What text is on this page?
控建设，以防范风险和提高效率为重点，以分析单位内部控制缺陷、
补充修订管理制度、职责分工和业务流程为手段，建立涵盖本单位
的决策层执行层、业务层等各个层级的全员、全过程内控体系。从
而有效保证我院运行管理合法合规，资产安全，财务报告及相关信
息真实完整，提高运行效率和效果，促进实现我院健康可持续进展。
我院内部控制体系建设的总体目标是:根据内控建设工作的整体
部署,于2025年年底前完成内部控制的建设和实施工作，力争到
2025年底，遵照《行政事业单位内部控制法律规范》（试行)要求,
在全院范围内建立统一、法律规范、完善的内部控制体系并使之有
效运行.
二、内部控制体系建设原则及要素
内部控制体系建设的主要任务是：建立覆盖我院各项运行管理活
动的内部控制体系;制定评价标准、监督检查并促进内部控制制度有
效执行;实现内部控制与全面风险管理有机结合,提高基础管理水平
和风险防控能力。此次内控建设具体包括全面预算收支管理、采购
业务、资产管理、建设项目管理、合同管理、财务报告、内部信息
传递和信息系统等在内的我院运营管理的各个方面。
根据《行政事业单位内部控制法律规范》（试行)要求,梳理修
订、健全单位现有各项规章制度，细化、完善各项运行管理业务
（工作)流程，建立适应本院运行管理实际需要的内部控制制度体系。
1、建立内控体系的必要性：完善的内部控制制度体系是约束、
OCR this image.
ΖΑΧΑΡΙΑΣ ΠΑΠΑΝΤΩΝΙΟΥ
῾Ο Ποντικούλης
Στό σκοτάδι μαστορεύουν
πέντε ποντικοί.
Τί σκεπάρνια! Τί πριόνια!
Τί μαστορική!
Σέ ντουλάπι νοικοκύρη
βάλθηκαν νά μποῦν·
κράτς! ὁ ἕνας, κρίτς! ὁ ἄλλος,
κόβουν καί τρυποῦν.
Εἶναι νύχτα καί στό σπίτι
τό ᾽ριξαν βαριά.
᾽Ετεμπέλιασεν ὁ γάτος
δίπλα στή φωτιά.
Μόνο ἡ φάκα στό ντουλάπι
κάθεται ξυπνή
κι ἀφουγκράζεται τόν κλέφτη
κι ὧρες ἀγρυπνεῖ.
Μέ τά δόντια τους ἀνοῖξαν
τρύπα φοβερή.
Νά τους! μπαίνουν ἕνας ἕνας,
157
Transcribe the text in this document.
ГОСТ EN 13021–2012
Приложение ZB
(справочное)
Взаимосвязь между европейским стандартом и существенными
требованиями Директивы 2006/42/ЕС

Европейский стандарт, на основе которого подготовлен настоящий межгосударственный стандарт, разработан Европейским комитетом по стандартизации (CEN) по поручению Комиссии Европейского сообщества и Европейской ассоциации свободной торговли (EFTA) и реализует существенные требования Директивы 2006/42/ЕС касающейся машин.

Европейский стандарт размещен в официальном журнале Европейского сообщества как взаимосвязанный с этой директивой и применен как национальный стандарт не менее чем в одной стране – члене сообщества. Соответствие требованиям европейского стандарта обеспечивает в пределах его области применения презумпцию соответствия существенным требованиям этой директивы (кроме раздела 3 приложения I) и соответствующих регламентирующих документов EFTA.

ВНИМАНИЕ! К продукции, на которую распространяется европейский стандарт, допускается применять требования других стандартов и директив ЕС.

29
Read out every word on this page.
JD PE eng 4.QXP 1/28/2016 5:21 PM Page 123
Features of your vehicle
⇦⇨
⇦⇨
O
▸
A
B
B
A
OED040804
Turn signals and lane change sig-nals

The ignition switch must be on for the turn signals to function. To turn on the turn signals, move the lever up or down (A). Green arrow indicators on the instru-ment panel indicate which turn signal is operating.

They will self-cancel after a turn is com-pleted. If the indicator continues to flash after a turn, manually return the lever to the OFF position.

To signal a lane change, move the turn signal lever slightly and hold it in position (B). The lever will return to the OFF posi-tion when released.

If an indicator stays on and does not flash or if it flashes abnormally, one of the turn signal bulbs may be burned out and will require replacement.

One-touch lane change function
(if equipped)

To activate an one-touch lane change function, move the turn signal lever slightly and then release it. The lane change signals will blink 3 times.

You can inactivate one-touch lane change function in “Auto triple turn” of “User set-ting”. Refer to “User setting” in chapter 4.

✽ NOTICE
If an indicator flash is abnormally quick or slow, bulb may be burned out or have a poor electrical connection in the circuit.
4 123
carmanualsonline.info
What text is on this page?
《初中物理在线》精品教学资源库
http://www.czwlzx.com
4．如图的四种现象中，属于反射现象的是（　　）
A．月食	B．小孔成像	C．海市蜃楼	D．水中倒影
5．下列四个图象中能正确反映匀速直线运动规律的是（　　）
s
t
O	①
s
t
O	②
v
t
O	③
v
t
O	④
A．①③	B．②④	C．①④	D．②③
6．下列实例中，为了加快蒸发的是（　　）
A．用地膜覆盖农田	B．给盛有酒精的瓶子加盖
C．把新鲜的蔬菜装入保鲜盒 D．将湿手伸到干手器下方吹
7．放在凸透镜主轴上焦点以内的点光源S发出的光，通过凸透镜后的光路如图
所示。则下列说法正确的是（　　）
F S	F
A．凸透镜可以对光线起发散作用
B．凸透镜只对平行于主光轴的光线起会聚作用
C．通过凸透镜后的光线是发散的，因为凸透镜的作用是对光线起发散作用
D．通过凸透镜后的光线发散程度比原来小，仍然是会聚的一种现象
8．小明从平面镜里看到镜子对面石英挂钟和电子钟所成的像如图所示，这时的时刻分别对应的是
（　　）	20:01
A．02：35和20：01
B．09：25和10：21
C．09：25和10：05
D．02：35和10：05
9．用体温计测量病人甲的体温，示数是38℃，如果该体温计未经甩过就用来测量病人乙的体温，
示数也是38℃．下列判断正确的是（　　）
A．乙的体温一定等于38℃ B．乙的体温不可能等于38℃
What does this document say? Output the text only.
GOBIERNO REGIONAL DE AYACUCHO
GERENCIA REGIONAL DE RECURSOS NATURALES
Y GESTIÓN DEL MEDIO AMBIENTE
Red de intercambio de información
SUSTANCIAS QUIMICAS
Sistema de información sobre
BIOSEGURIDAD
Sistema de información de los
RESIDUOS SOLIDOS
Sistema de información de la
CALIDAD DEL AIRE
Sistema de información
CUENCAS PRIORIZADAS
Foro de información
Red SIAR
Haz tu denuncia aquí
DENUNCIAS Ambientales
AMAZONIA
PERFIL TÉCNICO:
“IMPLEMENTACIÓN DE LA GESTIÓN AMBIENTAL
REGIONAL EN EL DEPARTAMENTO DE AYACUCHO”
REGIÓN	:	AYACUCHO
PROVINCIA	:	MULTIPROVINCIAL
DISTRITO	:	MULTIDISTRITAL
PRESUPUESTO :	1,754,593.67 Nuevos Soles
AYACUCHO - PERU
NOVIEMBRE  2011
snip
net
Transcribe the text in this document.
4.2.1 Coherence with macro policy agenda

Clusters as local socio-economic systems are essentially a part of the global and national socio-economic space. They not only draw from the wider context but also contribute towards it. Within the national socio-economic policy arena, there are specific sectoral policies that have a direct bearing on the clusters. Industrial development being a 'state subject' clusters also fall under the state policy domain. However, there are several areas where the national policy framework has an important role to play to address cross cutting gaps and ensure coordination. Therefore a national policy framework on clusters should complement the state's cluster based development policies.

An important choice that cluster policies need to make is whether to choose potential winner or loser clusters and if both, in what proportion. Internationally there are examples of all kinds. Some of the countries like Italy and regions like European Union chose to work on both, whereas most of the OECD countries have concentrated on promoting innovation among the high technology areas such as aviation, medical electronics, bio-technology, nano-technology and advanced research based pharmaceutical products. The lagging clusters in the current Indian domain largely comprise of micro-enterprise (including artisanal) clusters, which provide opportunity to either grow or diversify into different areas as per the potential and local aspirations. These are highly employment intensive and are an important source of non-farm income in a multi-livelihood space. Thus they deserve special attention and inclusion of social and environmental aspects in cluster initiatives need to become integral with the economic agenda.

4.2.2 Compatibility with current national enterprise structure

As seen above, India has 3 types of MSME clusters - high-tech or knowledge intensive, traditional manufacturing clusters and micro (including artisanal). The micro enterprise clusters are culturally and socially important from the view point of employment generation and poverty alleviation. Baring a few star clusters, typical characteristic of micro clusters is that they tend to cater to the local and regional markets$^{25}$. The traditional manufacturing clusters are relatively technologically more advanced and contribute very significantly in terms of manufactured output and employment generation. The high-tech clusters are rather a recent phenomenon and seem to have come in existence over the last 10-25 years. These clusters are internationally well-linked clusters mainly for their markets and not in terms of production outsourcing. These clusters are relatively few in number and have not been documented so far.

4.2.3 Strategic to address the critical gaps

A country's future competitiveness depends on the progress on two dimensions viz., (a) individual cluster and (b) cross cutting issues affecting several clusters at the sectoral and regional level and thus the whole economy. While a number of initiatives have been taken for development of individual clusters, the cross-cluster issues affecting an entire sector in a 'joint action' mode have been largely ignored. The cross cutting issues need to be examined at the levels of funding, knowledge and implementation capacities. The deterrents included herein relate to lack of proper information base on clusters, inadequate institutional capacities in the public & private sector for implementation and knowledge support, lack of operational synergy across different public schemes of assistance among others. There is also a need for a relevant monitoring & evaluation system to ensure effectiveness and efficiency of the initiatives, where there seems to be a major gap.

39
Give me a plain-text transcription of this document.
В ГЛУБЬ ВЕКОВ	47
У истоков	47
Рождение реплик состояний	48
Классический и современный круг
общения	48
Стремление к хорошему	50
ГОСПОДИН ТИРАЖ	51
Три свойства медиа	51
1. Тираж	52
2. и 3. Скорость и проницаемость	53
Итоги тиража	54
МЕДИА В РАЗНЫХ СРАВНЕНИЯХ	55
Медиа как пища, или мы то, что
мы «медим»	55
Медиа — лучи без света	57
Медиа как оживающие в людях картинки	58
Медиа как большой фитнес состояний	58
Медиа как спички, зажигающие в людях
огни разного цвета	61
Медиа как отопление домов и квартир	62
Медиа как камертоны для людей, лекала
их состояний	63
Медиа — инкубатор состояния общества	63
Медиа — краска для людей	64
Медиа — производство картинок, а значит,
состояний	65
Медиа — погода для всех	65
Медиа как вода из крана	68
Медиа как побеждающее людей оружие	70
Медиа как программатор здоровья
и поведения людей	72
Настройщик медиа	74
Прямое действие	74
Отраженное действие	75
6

::::::::::

**EXERCISE AIM:** Each line with the string "ντουλάπι" in it needs to be found and copied.

**REPLY TO THE TASK:**
Σέ ντουλάπι νοικοκύρη
Μόνο ἡ φάκα στό ντουλάπι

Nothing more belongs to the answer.